START

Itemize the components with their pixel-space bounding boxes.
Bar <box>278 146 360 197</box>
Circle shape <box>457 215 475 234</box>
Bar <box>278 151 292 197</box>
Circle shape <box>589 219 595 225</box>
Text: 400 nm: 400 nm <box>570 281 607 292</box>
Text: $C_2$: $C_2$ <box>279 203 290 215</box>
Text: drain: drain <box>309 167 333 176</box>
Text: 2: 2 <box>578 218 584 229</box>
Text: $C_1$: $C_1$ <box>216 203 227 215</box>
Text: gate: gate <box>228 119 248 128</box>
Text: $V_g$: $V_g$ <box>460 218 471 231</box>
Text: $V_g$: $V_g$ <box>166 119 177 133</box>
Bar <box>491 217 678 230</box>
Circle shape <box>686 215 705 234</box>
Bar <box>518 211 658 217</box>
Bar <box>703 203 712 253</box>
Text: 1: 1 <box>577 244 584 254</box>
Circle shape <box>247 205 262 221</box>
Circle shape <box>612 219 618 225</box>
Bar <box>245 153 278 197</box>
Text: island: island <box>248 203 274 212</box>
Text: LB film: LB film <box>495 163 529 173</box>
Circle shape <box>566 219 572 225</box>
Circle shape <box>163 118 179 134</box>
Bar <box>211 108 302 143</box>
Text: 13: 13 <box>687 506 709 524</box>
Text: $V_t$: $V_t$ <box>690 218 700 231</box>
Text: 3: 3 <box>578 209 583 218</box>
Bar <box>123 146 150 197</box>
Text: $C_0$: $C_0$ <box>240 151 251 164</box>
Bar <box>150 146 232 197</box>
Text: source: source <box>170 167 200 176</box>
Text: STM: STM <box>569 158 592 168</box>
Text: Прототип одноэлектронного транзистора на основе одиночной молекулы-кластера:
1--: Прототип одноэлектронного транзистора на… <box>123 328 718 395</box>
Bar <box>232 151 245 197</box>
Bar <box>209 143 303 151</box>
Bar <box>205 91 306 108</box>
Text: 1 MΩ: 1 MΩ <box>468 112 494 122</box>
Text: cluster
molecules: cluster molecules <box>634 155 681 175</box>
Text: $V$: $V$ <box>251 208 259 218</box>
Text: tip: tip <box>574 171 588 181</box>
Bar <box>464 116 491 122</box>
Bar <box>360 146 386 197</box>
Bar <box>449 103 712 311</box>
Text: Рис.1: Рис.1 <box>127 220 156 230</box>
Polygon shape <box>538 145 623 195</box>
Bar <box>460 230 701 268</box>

END

What you will do: Write out the material again, substituting "Ellipse" for every occurrence of "Circle shape" and changing nothing else.

Result for this exercise:
Itemize the components with their pixel-space bounding boxes.
Bar <box>278 146 360 197</box>
Ellipse <box>457 215 475 234</box>
Bar <box>278 151 292 197</box>
Ellipse <box>589 219 595 225</box>
Text: 400 nm: 400 nm <box>570 281 607 292</box>
Text: $C_2$: $C_2$ <box>279 203 290 215</box>
Text: drain: drain <box>309 167 333 176</box>
Text: 2: 2 <box>578 218 584 229</box>
Text: $C_1$: $C_1$ <box>216 203 227 215</box>
Text: gate: gate <box>228 119 248 128</box>
Text: $V_g$: $V_g$ <box>460 218 471 231</box>
Text: $V_g$: $V_g$ <box>166 119 177 133</box>
Bar <box>491 217 678 230</box>
Ellipse <box>686 215 705 234</box>
Bar <box>518 211 658 217</box>
Bar <box>703 203 712 253</box>
Text: 1: 1 <box>577 244 584 254</box>
Ellipse <box>247 205 262 221</box>
Ellipse <box>612 219 618 225</box>
Bar <box>245 153 278 197</box>
Text: island: island <box>248 203 274 212</box>
Text: LB film: LB film <box>495 163 529 173</box>
Ellipse <box>566 219 572 225</box>
Ellipse <box>163 118 179 134</box>
Bar <box>211 108 302 143</box>
Text: 13: 13 <box>687 506 709 524</box>
Text: $V_t$: $V_t$ <box>690 218 700 231</box>
Text: 3: 3 <box>578 209 583 218</box>
Bar <box>123 146 150 197</box>
Text: $C_0$: $C_0$ <box>240 151 251 164</box>
Bar <box>150 146 232 197</box>
Text: source: source <box>170 167 200 176</box>
Text: STM: STM <box>569 158 592 168</box>
Text: Прототип одноэлектронного транзистора на основе одиночной молекулы-кластера:
1--: Прототип одноэлектронного транзистора на… <box>123 328 718 395</box>
Bar <box>232 151 245 197</box>
Bar <box>209 143 303 151</box>
Bar <box>205 91 306 108</box>
Text: 1 MΩ: 1 MΩ <box>468 112 494 122</box>
Text: cluster
molecules: cluster molecules <box>634 155 681 175</box>
Text: $V$: $V$ <box>251 208 259 218</box>
Text: tip: tip <box>574 171 588 181</box>
Bar <box>464 116 491 122</box>
Bar <box>360 146 386 197</box>
Bar <box>449 103 712 311</box>
Text: Рис.1: Рис.1 <box>127 220 156 230</box>
Polygon shape <box>538 145 623 195</box>
Bar <box>460 230 701 268</box>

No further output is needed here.